## Start RECORDS FOR THE EXERCISE

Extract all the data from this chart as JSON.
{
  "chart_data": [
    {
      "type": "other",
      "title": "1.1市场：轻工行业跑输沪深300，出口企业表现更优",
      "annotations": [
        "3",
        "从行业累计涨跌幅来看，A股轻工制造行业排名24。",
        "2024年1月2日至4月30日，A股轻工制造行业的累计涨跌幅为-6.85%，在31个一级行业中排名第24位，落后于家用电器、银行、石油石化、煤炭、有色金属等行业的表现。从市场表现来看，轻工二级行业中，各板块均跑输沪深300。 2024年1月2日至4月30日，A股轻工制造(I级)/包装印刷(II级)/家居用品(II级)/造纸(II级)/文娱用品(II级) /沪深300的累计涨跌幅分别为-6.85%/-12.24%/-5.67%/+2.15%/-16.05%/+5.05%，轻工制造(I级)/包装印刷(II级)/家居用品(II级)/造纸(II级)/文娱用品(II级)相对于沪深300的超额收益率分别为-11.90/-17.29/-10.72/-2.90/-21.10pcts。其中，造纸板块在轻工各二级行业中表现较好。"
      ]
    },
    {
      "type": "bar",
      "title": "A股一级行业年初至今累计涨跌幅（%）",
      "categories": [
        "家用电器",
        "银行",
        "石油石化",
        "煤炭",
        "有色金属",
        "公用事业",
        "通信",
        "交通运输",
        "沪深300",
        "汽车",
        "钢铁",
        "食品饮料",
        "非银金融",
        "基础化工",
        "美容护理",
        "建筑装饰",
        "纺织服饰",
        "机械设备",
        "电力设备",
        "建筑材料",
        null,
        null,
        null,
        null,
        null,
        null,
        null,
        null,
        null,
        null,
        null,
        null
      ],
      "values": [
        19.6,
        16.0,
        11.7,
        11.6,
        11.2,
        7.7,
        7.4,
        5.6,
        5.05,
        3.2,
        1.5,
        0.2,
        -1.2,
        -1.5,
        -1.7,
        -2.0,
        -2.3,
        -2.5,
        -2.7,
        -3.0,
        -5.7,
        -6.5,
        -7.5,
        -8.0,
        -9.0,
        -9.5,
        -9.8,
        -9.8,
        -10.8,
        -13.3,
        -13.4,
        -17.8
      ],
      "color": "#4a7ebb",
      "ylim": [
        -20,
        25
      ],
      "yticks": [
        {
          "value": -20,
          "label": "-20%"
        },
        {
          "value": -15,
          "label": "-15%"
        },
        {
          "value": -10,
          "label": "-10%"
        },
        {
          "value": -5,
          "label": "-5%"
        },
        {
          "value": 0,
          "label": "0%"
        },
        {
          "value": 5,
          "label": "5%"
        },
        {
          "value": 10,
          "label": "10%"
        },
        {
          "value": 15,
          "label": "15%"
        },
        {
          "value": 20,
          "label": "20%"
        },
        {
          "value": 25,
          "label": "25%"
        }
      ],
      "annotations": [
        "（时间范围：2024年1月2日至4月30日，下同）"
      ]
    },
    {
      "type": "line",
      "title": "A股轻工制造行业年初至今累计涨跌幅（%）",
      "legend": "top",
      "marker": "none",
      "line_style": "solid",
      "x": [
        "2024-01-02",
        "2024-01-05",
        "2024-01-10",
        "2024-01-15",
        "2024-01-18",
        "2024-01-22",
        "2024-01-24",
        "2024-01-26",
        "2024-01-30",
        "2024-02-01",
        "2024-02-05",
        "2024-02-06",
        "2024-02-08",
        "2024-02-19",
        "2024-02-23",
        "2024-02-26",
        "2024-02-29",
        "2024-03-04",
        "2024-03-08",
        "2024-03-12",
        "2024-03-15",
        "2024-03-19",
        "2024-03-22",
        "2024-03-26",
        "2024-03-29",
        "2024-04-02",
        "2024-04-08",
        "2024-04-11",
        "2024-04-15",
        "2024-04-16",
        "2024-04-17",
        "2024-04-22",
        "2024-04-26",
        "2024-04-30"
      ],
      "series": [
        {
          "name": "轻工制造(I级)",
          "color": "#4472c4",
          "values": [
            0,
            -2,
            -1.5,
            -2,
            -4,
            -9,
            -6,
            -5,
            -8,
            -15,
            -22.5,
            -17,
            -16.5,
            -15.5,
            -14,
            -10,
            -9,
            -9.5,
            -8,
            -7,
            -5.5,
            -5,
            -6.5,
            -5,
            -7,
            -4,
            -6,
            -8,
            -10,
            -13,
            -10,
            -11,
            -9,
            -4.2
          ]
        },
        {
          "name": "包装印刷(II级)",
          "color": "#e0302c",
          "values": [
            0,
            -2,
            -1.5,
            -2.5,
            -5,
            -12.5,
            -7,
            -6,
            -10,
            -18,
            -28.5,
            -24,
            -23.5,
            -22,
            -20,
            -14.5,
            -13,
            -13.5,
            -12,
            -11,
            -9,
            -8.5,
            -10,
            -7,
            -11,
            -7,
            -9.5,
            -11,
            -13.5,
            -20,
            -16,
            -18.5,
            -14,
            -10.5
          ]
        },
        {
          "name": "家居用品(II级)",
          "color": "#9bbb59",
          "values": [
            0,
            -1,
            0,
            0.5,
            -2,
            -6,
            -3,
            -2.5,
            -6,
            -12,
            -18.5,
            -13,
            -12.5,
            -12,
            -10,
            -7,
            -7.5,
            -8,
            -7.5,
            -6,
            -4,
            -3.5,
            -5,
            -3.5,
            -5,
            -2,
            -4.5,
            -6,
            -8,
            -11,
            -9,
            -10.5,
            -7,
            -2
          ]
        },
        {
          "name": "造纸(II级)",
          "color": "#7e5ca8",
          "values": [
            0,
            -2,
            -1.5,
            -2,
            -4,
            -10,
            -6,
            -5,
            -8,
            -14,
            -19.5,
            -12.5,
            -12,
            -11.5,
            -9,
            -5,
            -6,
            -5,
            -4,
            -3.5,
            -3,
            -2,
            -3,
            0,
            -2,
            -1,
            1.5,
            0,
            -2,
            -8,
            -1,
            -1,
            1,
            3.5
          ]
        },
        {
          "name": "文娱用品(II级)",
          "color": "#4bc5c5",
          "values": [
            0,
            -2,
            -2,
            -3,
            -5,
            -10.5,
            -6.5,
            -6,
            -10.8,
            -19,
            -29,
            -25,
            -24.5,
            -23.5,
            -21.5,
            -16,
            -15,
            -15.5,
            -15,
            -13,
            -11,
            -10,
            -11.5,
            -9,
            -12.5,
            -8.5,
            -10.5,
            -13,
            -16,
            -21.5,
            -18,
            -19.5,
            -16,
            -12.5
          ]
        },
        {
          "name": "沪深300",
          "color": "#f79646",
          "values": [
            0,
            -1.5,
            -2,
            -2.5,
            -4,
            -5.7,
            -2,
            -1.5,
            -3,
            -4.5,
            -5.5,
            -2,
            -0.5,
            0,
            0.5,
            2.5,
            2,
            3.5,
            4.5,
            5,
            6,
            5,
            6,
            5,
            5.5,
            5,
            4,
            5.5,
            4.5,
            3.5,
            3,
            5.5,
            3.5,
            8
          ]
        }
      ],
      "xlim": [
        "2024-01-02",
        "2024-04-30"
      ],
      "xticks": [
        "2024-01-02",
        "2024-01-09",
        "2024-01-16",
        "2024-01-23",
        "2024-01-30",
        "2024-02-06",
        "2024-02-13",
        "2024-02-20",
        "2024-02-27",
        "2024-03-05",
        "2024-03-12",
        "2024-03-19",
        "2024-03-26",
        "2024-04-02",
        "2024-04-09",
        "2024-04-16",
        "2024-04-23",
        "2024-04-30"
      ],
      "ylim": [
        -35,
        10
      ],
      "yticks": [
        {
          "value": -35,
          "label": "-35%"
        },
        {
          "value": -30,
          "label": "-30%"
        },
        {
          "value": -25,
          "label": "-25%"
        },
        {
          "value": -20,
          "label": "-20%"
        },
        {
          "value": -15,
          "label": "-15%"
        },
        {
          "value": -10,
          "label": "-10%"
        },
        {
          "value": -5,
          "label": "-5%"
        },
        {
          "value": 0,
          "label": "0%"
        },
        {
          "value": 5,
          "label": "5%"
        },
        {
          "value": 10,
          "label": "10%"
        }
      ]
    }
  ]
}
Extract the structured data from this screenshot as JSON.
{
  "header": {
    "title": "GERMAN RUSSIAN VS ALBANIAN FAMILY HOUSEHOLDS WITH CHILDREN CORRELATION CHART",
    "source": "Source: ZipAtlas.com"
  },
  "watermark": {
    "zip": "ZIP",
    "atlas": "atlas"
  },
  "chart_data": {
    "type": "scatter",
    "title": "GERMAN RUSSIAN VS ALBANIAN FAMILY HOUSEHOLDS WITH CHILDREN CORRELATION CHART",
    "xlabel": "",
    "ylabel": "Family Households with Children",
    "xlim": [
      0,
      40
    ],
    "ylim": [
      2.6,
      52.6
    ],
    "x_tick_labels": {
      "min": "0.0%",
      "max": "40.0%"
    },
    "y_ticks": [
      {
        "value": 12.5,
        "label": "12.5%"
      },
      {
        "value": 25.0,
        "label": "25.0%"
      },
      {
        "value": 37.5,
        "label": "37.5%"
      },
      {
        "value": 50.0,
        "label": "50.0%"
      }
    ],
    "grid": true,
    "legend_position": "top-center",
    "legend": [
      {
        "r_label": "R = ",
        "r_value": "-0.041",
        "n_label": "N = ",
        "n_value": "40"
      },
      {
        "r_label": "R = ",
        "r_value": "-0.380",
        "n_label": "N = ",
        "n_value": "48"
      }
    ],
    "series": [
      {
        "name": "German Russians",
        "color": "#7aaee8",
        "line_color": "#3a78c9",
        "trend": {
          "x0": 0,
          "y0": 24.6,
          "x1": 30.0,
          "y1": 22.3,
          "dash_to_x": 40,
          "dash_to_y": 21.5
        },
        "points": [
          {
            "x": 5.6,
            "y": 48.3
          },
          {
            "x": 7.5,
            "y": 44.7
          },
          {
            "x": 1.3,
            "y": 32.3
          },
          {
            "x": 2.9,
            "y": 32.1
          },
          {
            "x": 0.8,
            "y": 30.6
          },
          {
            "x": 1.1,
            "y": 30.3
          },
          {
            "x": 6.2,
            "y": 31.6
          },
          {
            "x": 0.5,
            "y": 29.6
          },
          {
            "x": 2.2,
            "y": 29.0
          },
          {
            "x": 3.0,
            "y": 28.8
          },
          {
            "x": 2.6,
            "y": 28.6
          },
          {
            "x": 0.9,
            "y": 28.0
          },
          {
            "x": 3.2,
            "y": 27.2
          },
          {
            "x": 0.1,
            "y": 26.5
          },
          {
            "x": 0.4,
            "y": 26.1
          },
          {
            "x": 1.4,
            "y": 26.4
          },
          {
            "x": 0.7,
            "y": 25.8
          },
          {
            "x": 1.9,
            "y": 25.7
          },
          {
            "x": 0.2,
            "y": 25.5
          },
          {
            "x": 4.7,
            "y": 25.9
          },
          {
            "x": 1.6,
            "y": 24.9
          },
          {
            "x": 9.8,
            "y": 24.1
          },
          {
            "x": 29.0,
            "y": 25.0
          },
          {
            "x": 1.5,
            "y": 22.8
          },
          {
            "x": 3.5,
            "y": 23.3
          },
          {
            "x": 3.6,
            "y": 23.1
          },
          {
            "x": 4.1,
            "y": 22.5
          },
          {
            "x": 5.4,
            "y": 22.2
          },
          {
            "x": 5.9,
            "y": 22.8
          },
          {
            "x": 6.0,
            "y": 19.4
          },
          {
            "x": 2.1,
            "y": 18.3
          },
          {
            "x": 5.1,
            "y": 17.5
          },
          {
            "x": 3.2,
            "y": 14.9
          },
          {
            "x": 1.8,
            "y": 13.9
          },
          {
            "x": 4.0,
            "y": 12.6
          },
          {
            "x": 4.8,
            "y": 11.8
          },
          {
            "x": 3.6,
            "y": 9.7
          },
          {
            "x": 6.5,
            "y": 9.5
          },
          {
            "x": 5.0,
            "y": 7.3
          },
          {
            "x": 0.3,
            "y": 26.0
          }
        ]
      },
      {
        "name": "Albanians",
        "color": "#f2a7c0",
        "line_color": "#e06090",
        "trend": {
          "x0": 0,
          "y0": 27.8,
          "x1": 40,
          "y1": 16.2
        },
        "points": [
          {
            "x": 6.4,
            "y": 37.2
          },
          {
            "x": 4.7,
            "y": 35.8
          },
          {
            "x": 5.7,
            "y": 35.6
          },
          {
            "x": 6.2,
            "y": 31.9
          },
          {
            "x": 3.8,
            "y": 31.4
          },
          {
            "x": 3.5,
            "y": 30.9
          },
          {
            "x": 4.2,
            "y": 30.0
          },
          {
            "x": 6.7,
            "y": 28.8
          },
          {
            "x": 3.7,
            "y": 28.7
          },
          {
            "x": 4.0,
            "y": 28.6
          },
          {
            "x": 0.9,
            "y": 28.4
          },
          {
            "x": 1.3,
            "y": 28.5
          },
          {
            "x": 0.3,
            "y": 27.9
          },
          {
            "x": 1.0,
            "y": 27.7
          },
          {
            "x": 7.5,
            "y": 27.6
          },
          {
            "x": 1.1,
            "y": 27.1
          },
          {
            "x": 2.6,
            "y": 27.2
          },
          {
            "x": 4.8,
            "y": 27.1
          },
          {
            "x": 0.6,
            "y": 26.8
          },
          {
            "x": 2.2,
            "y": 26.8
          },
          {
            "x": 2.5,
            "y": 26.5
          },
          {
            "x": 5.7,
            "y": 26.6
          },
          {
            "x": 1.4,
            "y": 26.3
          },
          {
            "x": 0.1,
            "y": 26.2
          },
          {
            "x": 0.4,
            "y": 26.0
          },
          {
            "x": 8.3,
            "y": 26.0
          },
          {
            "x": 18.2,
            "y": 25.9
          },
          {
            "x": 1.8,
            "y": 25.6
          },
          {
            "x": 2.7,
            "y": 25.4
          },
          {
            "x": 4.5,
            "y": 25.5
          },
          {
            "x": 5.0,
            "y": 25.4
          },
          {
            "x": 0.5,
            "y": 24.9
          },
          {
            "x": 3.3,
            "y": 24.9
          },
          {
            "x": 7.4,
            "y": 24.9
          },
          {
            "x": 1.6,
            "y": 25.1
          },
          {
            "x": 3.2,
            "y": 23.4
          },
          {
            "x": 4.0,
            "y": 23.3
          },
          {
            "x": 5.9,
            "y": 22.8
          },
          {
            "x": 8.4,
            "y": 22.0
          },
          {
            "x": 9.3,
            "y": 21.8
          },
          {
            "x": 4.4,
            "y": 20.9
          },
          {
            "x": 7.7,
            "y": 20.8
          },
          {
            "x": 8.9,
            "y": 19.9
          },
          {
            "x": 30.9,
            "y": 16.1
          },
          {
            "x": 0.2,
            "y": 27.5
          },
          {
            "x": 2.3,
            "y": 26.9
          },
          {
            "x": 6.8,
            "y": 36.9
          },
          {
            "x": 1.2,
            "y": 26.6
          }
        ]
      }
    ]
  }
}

## End RECORDS FOR THE EXERCISE

SHORT TASK:
Check each line of the entries above, and show every one holding the word "JSON".

RESPONSE TO THIS TASK:
Extract all the data from this chart as JSON.
Extract the structured data from this screenshot as JSON.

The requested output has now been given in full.